▶ [Exercise objective]
Take the line that contains "Transcribe this chart's" as the first and the last line of the material as the final one; set down exactly the lines in that span.

▶ [Recorded information]
──────────

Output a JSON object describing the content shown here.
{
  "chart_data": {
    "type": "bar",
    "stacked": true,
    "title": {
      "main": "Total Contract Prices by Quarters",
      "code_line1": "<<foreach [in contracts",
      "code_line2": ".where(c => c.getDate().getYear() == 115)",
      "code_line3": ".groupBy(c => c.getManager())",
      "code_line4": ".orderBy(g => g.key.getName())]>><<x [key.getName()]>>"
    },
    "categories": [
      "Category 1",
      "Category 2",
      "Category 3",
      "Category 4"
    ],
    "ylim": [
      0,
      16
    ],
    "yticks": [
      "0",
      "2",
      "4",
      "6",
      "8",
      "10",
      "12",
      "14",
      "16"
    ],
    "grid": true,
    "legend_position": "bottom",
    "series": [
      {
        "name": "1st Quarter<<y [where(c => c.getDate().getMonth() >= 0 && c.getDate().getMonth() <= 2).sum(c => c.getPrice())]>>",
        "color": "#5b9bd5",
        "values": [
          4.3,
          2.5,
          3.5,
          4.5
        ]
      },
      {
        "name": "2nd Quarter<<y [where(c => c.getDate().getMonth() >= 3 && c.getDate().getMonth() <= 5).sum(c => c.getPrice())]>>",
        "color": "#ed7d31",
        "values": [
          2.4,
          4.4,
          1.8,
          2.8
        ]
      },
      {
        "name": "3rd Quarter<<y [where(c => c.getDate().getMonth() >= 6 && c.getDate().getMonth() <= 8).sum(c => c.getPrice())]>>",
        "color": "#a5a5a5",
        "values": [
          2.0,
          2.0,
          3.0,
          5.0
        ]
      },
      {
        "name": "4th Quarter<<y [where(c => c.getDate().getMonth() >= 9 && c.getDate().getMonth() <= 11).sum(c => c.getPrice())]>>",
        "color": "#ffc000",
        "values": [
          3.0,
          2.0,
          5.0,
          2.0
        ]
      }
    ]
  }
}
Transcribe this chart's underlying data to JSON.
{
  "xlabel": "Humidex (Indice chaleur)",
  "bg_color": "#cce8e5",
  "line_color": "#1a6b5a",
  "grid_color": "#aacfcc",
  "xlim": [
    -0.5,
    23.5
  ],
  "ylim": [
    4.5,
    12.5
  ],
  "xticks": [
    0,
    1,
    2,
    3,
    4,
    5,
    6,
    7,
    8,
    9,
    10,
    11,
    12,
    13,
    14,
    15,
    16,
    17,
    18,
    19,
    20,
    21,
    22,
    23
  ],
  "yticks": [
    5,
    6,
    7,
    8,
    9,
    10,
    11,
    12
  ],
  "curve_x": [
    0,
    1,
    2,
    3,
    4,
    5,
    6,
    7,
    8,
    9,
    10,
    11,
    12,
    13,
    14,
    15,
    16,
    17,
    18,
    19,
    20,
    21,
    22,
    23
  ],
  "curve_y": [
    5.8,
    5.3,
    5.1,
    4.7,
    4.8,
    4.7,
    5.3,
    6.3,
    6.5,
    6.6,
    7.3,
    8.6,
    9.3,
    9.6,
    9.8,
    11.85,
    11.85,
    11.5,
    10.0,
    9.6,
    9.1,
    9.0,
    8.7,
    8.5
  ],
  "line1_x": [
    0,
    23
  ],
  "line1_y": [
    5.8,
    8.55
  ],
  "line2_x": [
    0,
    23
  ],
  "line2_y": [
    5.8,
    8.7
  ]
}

──────────

▶ [Solution to the exercise]
Transcribe this chart's underlying data to JSON.
{
  "xlabel": "Humidex (Indice chaleur)",
  "bg_color": "#cce8e5",
  "line_color": "#1a6b5a",
  "grid_color": "#aacfcc",
  "xlim": [
    -0.5,
    23.5
  ],
  "ylim": [
    4.5,
    12.5
  ],
  "xticks": [
    0,
    1,
    2,
    3,
    4,
    5,
    6,
    7,
    8,
    9,
    10,
    11,
    12,
    13,
    14,
    15,
    16,
    17,
    18,
    19,
    20,
    21,
    22,
    23
  ],
  "yticks": [
    5,
    6,
    7,
    8,
    9,
    10,
    11,
    12
  ],
  "curve_x": [
    0,
    1,
    2,
    3,
    4,
    5,
    6,
    7,
    8,
    9,
    10,
    11,
    12,
    13,
    14,
    15,
    16,
    17,
    18,
    19,
    20,
    21,
    22,
    23
  ],
  "curve_y": [
    5.8,
    5.3,
    5.1,
    4.7,
    4.8,
    4.7,
    5.3,
    6.3,
    6.5,
    6.6,
    7.3,
    8.6,
    9.3,
    9.6,
    9.8,
    11.85,
    11.85,
    11.5,
    10.0,
    9.6,
    9.1,
    9.0,
    8.7,
    8.5
  ],
  "line1_x": [
    0,
    23
  ],
  "line1_y": [
    5.8,
    8.55
  ],
  "line2_x": [
    0,
    23
  ],
  "line2_y": [
    5.8,
    8.7
  ]
}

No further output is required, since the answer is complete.